[Extracted records]
++++++++++
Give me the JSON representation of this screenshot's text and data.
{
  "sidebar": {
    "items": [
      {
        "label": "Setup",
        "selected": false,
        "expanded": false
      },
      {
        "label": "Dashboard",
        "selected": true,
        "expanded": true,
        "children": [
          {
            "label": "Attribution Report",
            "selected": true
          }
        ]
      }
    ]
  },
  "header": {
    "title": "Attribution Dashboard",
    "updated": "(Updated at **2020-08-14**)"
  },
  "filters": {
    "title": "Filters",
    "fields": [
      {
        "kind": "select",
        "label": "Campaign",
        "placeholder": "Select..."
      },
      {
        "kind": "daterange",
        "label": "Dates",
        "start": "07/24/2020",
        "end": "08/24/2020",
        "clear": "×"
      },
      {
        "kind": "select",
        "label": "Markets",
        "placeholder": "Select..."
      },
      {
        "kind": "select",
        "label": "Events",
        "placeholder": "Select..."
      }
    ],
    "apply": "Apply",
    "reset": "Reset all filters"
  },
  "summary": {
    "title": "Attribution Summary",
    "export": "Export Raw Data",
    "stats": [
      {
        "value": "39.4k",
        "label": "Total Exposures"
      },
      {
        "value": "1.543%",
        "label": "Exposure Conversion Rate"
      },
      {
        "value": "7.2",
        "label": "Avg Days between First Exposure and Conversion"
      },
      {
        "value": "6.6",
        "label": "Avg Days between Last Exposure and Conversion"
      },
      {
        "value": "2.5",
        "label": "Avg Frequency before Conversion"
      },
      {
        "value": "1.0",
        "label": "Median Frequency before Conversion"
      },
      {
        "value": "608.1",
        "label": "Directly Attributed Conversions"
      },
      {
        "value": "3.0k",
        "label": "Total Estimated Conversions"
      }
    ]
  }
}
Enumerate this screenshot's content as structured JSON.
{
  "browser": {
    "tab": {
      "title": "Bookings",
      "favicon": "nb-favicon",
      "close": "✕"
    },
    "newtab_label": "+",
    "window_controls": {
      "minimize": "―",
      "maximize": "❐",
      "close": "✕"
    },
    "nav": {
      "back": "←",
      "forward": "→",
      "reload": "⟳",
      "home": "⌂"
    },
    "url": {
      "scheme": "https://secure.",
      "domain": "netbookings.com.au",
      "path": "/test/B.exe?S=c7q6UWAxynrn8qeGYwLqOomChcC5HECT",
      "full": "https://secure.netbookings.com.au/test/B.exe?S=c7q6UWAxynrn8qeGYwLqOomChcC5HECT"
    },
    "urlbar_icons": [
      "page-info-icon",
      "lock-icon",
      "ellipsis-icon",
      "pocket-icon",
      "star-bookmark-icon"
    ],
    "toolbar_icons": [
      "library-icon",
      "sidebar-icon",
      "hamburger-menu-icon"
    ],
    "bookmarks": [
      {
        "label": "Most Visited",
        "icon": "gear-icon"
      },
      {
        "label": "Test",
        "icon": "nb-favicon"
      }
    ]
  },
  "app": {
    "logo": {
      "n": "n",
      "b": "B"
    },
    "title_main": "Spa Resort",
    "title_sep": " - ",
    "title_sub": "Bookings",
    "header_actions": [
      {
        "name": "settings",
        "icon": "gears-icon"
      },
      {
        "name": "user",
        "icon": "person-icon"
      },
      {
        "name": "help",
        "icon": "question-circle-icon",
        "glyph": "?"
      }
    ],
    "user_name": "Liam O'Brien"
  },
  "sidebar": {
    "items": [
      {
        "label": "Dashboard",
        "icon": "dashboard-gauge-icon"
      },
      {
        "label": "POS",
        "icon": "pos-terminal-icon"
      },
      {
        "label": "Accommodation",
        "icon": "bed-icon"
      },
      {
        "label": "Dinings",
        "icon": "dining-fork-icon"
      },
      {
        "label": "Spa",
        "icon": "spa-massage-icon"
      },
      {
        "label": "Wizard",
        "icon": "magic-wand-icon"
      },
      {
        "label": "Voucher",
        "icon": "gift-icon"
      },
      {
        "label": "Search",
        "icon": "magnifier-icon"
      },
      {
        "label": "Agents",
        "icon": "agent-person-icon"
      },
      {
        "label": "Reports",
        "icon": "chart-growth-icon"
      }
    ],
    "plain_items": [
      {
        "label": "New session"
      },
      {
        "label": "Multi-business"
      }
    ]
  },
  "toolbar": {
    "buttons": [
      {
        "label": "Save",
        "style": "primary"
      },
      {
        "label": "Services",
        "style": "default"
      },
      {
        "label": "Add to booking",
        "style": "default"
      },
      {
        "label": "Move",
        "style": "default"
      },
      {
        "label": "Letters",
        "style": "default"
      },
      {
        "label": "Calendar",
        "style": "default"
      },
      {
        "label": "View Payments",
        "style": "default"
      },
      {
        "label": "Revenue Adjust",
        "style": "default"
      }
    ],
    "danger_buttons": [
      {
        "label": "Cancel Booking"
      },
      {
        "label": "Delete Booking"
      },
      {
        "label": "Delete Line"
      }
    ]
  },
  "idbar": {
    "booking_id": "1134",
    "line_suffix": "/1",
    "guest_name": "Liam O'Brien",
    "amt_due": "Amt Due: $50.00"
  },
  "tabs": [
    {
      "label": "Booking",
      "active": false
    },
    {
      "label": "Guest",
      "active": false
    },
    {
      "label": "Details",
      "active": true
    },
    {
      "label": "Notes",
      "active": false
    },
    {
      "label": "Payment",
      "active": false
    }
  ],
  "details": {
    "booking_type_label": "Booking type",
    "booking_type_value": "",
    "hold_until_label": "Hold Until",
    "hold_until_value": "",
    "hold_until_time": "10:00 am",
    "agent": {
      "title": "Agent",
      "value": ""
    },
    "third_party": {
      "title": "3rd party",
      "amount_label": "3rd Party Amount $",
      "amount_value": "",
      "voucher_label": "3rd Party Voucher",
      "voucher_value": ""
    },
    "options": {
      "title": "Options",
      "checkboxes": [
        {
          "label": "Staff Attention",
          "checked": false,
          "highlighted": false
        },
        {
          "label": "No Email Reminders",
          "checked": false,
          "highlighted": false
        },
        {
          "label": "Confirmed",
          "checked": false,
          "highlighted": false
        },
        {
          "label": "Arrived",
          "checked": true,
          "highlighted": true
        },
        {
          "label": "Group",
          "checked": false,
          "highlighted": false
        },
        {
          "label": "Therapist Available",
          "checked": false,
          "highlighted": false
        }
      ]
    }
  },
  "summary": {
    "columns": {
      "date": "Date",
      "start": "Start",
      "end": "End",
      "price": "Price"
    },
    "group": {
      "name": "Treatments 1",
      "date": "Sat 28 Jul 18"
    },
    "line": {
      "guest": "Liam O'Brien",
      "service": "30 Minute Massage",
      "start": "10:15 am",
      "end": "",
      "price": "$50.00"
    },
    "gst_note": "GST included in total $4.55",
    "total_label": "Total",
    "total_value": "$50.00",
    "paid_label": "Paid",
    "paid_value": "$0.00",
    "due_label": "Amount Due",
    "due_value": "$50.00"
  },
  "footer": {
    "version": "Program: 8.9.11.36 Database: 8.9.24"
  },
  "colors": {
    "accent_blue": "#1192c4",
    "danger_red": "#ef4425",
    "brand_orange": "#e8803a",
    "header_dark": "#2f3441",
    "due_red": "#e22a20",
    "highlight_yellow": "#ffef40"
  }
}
++++++++++
GOAL:
Count the lines above that contain the word "selected", and give only that number.

EXERCISE OUTPUT:
3